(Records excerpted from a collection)
* Start *

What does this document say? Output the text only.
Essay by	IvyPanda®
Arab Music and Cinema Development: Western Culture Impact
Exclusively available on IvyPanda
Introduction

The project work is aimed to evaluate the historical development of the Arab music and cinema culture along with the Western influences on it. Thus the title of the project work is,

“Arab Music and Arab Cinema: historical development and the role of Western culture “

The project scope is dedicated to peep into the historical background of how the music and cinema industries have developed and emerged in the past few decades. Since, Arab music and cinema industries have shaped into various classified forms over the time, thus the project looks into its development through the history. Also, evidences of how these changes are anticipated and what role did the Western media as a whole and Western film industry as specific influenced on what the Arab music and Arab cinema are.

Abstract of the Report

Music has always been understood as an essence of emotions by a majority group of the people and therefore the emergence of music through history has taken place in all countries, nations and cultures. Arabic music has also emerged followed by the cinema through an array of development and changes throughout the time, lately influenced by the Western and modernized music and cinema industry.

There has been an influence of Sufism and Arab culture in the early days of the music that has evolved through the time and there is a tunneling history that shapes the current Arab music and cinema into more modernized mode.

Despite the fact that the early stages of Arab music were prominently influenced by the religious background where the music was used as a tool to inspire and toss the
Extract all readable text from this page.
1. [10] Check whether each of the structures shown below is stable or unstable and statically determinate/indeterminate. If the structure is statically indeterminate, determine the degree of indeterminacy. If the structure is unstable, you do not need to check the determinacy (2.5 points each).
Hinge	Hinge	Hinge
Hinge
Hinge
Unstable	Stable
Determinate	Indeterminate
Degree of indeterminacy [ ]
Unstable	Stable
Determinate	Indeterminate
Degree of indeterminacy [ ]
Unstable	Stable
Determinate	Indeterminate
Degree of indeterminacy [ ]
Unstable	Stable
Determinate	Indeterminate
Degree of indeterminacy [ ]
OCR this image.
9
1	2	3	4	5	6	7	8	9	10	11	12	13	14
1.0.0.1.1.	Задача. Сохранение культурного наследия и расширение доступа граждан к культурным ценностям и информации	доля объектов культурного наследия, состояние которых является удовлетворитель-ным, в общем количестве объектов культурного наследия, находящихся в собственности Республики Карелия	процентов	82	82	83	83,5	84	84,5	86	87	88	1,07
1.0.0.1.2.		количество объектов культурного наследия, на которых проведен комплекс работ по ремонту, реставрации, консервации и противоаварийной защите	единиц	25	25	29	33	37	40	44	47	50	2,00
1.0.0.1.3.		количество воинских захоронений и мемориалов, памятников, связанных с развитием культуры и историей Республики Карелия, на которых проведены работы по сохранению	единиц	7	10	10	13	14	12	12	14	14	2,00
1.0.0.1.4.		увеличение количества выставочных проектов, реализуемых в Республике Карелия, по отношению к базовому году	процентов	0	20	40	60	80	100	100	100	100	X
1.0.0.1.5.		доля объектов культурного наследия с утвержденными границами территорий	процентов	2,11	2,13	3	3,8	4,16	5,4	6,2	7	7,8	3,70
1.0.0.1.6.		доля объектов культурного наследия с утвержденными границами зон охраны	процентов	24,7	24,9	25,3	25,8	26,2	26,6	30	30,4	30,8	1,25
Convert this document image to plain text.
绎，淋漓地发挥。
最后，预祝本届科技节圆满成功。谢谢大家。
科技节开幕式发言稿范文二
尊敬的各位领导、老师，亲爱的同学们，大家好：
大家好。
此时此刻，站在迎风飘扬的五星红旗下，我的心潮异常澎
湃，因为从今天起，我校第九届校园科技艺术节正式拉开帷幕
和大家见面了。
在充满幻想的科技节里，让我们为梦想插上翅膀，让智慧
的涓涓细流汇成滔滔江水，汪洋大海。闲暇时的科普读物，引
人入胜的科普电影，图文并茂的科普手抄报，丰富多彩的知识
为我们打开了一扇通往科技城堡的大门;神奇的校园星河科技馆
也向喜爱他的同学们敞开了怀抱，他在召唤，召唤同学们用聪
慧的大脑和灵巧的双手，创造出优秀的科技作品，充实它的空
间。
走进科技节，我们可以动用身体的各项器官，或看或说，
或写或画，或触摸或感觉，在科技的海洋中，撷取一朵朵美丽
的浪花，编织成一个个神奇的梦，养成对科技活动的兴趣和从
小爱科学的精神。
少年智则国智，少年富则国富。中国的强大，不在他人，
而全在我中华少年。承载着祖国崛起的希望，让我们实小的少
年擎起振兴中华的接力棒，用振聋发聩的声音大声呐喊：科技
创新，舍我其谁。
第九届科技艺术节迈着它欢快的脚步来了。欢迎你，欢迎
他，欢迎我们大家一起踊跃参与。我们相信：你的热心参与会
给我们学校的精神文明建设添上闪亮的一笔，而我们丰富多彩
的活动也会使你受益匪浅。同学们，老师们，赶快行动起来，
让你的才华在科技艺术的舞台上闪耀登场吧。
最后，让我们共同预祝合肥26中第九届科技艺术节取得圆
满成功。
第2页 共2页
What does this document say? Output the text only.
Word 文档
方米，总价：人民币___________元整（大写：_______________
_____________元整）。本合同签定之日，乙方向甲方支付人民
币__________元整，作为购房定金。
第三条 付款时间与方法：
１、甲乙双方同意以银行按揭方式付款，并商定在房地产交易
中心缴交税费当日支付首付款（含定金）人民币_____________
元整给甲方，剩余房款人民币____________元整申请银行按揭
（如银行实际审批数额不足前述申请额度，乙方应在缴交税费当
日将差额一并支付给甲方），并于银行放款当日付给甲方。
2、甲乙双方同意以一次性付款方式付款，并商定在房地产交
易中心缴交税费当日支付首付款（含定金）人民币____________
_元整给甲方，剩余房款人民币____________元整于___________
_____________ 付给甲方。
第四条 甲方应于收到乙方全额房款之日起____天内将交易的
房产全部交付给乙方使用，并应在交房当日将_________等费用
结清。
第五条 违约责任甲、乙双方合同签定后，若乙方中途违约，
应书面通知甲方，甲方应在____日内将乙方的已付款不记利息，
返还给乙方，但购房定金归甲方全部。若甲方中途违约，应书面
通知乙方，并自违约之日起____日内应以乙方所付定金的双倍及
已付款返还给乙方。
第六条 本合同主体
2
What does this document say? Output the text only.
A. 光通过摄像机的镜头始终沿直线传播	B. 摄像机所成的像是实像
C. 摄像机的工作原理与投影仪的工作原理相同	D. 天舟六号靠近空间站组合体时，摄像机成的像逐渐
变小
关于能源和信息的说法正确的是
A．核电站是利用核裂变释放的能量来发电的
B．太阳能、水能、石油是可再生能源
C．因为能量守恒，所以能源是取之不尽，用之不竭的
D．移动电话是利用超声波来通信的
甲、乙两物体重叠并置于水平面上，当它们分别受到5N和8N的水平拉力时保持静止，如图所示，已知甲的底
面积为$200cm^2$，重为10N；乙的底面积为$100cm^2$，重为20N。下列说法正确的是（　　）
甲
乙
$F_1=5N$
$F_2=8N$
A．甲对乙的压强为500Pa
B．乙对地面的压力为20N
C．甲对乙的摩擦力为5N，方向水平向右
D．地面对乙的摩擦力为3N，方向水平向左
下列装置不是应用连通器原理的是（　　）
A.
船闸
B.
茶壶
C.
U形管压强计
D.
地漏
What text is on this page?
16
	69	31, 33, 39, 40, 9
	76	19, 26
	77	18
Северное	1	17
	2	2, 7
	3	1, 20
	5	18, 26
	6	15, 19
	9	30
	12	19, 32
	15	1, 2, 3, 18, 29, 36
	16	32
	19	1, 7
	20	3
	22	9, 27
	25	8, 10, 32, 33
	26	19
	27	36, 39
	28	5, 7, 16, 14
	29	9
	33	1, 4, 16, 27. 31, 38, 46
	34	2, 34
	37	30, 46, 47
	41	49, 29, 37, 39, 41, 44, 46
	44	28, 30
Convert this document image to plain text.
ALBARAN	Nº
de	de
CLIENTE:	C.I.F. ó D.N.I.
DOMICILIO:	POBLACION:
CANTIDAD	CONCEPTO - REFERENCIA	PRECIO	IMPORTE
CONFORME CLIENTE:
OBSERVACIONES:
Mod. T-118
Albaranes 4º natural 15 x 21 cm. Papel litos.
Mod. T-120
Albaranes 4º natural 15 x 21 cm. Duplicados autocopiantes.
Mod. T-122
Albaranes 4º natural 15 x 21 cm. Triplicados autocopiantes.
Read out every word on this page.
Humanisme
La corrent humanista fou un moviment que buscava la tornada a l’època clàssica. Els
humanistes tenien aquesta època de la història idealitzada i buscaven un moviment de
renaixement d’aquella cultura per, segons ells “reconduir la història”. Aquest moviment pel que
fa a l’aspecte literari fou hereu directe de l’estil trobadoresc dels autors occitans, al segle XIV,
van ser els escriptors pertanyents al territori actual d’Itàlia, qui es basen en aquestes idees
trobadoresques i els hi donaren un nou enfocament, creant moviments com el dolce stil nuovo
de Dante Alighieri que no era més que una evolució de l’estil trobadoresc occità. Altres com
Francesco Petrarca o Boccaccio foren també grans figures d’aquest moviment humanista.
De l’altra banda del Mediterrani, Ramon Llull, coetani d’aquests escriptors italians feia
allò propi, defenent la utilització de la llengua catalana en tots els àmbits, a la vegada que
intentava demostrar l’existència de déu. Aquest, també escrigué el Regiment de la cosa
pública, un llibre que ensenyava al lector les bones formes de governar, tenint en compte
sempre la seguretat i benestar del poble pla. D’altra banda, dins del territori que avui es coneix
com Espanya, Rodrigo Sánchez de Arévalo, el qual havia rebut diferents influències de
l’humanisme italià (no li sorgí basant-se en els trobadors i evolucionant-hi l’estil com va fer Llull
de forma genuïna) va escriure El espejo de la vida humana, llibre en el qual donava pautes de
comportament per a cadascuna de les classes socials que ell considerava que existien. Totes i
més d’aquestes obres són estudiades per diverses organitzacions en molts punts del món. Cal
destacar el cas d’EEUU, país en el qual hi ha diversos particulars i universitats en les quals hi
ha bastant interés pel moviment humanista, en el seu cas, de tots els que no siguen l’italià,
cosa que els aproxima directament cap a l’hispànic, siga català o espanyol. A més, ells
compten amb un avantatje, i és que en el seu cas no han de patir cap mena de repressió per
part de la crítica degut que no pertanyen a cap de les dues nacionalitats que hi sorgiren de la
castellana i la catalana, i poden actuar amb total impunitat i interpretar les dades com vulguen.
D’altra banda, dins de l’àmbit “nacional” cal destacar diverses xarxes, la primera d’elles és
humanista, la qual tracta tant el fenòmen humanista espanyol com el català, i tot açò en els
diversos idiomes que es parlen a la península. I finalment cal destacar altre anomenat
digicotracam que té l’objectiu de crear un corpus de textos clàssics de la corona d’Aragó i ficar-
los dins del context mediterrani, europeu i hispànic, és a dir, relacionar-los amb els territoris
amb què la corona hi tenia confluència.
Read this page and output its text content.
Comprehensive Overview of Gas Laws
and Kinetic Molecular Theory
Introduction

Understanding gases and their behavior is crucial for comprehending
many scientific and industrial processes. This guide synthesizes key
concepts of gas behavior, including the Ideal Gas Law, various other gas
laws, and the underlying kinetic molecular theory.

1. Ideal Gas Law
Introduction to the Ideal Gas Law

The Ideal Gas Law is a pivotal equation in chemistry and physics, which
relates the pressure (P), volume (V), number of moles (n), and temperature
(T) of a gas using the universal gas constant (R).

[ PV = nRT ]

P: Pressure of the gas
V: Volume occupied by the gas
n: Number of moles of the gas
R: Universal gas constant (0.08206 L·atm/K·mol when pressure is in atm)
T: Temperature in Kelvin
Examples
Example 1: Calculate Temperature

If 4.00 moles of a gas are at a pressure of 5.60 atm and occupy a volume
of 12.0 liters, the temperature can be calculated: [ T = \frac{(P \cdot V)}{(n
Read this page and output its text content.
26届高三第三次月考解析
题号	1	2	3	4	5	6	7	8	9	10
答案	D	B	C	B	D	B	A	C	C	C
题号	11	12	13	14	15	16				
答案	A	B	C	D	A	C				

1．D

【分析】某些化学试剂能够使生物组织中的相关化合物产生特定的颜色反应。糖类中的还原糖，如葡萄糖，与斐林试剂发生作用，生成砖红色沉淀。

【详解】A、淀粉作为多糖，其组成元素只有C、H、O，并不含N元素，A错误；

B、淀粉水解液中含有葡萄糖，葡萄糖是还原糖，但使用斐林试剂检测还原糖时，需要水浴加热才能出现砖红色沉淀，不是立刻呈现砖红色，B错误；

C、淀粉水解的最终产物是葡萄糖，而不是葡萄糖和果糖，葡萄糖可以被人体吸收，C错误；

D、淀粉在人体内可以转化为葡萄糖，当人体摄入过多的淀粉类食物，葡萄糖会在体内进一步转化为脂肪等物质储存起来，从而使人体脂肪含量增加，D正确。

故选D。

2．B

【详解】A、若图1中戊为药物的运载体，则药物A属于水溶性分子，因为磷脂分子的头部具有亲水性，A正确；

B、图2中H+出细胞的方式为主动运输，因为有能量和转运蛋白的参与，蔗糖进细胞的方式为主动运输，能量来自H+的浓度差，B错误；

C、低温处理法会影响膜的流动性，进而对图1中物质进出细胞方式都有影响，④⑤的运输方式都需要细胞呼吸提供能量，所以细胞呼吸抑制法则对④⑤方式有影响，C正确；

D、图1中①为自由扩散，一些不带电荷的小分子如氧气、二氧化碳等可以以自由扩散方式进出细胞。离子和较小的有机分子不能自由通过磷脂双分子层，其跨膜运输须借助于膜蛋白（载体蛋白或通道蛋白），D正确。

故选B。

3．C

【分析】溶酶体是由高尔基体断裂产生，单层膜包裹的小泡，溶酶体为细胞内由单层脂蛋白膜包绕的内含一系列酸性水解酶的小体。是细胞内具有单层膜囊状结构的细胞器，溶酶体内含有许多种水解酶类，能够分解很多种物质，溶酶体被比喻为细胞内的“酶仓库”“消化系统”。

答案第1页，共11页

* End *

*AIM OF THE EXERCISE*. From the listing above, pick out each line where the word "català" appears.

*RESPONSE TO THIS EXERCISE*.
cosa que els aproxima directament cap a l’hispànic, siga català o espanyol. A més, ells
humanista, la qual tracta tant el fenòmen humanista espanyol com el català, i tot açò en els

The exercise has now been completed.